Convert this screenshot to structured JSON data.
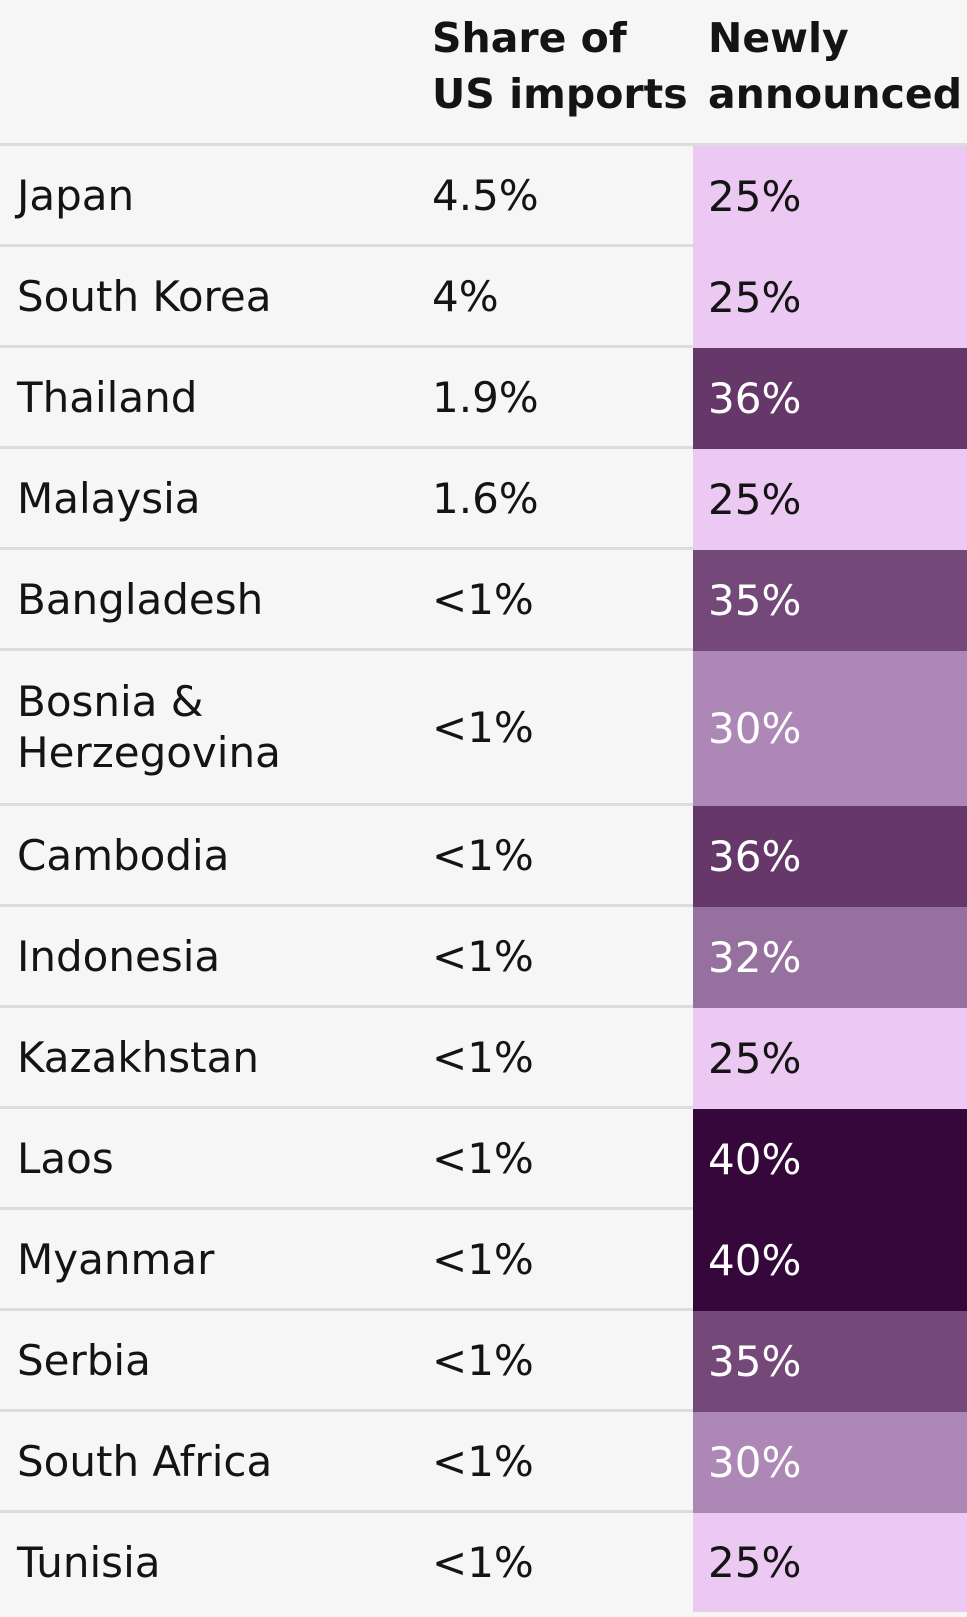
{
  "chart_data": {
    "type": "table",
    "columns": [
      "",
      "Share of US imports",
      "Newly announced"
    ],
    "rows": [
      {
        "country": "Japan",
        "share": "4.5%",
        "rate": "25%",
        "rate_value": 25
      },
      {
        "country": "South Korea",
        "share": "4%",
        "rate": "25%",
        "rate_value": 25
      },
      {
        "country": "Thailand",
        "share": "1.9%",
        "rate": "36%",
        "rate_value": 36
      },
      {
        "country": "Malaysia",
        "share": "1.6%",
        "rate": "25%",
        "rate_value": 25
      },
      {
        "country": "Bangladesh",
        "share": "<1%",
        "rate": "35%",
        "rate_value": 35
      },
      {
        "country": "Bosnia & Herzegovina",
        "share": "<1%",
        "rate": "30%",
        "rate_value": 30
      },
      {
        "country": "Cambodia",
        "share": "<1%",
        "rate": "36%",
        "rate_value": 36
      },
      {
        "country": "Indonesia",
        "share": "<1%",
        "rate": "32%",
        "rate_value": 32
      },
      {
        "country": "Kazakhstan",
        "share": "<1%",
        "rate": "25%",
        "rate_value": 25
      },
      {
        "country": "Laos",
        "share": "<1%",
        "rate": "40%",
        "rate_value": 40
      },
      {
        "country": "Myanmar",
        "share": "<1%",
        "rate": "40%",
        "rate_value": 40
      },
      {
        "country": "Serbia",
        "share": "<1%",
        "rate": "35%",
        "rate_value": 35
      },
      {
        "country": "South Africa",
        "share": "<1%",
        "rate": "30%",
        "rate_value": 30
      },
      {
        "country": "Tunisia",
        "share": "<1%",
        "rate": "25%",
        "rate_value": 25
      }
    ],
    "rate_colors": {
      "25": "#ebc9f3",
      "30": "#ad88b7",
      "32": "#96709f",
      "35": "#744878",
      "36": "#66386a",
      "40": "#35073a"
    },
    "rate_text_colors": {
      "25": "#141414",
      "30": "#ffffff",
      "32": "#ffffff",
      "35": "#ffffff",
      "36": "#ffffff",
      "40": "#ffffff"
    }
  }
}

**STATED GOAL**
List the lines of the entries that include "South".

**REPLY TO THE EXERCISE**
        "country": "South Korea",
        "country": "South Africa",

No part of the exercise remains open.